Requirements »
Transcribe the records line for line, starting with their first line and stopping after the line that contains "part-label-493: 493 [882, 650, 924, 678]". Include both of those lines.

[Data items]
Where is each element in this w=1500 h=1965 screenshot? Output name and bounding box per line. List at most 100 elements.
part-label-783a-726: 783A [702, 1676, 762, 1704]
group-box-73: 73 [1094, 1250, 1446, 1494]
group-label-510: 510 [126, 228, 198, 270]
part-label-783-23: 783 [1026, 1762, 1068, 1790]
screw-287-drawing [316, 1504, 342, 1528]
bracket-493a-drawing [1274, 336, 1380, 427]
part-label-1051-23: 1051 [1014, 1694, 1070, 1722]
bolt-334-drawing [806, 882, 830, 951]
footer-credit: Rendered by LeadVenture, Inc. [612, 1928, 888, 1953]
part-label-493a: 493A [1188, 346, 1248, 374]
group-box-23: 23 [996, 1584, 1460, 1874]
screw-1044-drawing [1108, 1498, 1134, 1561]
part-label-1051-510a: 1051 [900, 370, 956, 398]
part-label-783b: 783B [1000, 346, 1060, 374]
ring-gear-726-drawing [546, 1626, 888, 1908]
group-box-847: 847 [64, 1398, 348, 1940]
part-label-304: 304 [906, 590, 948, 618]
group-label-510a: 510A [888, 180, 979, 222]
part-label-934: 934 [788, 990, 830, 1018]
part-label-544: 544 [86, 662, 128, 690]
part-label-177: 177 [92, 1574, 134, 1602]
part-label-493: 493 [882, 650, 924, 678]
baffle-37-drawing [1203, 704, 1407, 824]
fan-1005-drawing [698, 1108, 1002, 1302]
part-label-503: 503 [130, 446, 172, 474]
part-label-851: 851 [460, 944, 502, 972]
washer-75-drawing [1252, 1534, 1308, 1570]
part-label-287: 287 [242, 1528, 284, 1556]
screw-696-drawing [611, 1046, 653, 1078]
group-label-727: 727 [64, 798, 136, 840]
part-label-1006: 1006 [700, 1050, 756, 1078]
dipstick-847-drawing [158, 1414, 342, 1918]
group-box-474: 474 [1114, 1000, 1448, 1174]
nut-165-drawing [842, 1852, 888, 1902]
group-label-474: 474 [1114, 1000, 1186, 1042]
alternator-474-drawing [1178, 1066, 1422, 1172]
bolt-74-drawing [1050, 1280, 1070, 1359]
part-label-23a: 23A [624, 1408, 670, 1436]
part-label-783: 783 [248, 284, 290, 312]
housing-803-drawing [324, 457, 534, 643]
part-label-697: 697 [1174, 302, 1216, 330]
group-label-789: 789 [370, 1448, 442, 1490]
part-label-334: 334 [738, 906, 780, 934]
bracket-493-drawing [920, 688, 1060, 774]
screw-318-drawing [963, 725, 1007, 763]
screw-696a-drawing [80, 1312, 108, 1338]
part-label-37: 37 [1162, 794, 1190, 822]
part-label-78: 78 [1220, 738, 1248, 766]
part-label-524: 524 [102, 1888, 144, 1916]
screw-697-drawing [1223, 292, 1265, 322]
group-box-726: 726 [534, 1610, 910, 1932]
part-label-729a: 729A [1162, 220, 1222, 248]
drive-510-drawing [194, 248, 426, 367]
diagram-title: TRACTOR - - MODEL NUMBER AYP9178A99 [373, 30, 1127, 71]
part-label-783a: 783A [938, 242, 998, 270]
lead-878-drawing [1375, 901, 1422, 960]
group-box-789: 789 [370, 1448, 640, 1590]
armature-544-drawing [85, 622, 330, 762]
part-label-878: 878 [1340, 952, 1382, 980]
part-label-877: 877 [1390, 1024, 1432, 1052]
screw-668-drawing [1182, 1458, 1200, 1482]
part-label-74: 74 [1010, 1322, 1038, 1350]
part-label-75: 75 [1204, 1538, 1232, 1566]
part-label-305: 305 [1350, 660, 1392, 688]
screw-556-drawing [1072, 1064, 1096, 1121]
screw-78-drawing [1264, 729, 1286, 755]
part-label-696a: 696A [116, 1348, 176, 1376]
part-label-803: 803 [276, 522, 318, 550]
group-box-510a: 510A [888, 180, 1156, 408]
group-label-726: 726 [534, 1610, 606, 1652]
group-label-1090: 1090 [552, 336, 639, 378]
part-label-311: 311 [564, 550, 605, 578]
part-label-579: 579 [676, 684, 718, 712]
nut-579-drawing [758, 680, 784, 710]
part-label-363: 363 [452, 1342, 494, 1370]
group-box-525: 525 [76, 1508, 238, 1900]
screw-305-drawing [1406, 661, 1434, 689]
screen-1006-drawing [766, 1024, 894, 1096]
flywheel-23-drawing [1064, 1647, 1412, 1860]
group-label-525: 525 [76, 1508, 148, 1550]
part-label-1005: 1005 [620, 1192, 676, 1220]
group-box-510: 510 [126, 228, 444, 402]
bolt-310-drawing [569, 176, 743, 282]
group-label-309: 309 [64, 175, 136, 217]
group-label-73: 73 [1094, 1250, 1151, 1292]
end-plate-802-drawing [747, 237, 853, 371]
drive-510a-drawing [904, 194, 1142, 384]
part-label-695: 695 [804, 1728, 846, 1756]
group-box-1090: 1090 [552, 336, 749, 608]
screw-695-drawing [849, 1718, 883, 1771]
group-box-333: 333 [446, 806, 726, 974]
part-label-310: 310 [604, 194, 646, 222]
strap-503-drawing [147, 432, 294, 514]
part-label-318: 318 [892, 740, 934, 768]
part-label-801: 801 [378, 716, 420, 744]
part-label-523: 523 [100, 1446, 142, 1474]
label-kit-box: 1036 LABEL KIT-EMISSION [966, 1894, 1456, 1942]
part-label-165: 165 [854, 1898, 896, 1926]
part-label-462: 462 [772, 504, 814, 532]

Full response »
Where is each element in this w=1500 h=1965 screenshot? Output name and bounding box per line. List at most 100 elements.
part-label-783a-726: 783A [702, 1676, 762, 1704]
group-box-73: 73 [1094, 1250, 1446, 1494]
group-label-510: 510 [126, 228, 198, 270]
part-label-783-23: 783 [1026, 1762, 1068, 1790]
screw-287-drawing [316, 1504, 342, 1528]
bracket-493a-drawing [1274, 336, 1380, 427]
part-label-1051-23: 1051 [1014, 1694, 1070, 1722]
bolt-334-drawing [806, 882, 830, 951]
footer-credit: Rendered by LeadVenture, Inc. [612, 1928, 888, 1953]
part-label-493a: 493A [1188, 346, 1248, 374]
group-box-23: 23 [996, 1584, 1460, 1874]
screw-1044-drawing [1108, 1498, 1134, 1561]
part-label-1051-510a: 1051 [900, 370, 956, 398]
part-label-783b: 783B [1000, 346, 1060, 374]
ring-gear-726-drawing [546, 1626, 888, 1908]
group-box-847: 847 [64, 1398, 348, 1940]
part-label-304: 304 [906, 590, 948, 618]
group-label-510a: 510A [888, 180, 979, 222]
part-label-934: 934 [788, 990, 830, 1018]
part-label-544: 544 [86, 662, 128, 690]
part-label-177: 177 [92, 1574, 134, 1602]
part-label-493: 493 [882, 650, 924, 678]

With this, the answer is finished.